[What to produce]:
Find every line of the listing below where "data" appears, and copy it.
— Begin Supplied material —
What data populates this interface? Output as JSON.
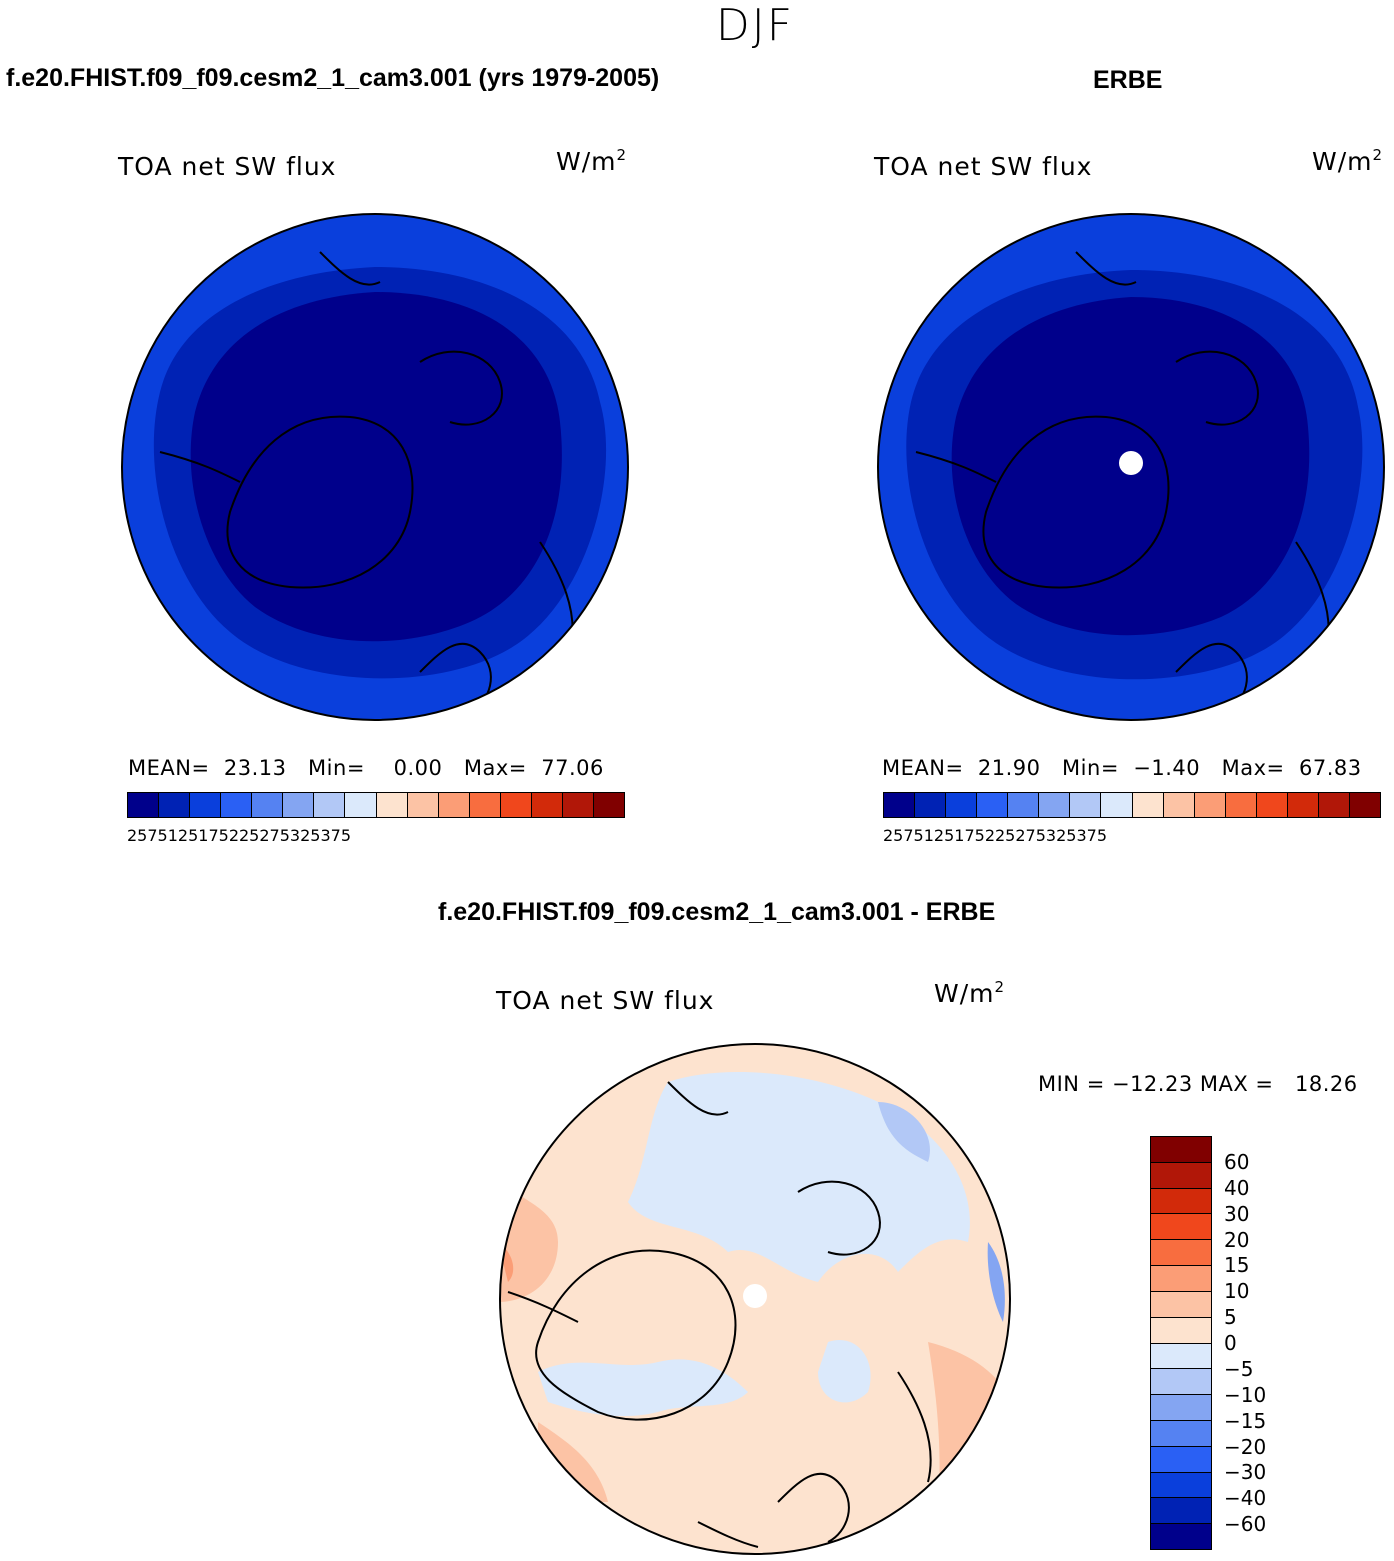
{
  "season": "DJF",
  "panels": [
    {
      "case_title": "f.e20.FHIST.f09_f09.cesm2_1_cam3.001 (yrs 1979-2005)",
      "plot_title": "TOA net SW flux",
      "units_base": "W/m",
      "units_exp": "2",
      "stats": "MEAN=  23.13   Min=    0.00   Max=  77.06"
    },
    {
      "case_title": "ERBE",
      "plot_title": "TOA net SW flux",
      "units_base": "W/m",
      "units_exp": "2",
      "stats": "MEAN=  21.90   Min=  −1.40   Max=  67.83"
    }
  ],
  "difference": {
    "case_title": "f.e20.FHIST.f09_f09.cesm2_1_cam3.001 - ERBE",
    "plot_title": "TOA net SW flux",
    "units_base": "W/m",
    "units_exp": "2",
    "minmax": "MIN = −12.23 MAX =   18.26"
  },
  "field_colorbar": {
    "colors": [
      "#00008b",
      "#0022b4",
      "#0a3fdc",
      "#2a60f4",
      "#5582f2",
      "#84a5f2",
      "#b2c8f6",
      "#dbe9fb",
      "#fde3cf",
      "#fcc3a5",
      "#fb9d76",
      "#f86d3f",
      "#f0471c",
      "#d22a0a",
      "#b11708",
      "#800000"
    ],
    "tick_labels": [
      "25",
      "75",
      "125",
      "175",
      "225",
      "275",
      "325",
      "375"
    ]
  },
  "diff_colorbar": {
    "colors_top_to_bottom": [
      "#800000",
      "#b11708",
      "#d22a0a",
      "#f0471c",
      "#f86d3f",
      "#fb9d76",
      "#fcc3a5",
      "#fde3cf",
      "#dbe9fb",
      "#b2c8f6",
      "#84a5f2",
      "#5582f2",
      "#2a60f4",
      "#0a3fdc",
      "#0022b4",
      "#00008b"
    ],
    "tick_labels_top_to_bottom": [
      "60",
      "40",
      "30",
      "20",
      "15",
      "10",
      "5",
      "0",
      "−5",
      "−10",
      "−15",
      "−20",
      "−30",
      "−40",
      "−60"
    ]
  }
}
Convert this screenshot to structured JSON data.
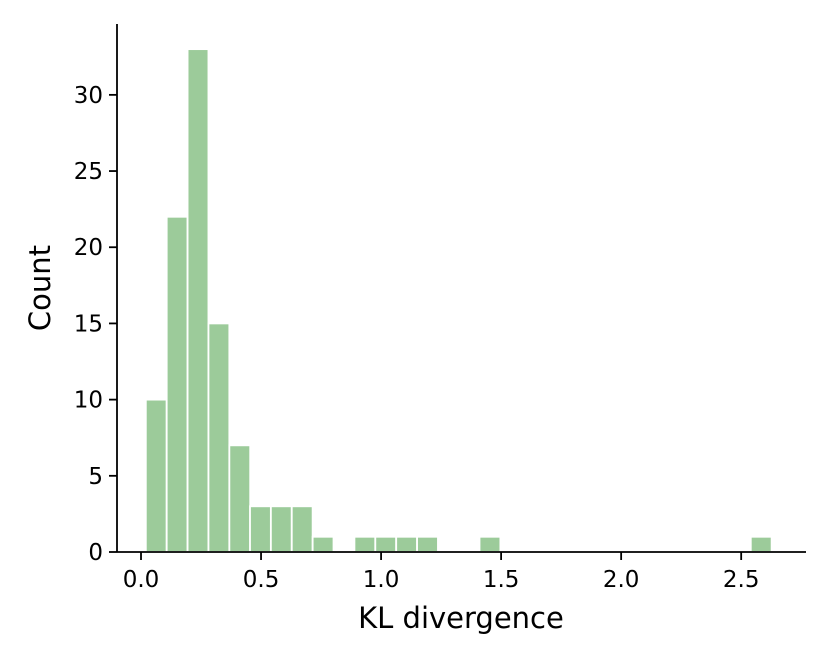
— End Supplied material —
[Result]:
What data populates this interface? Output as JSON.
Convert this screenshot to structured JSON data.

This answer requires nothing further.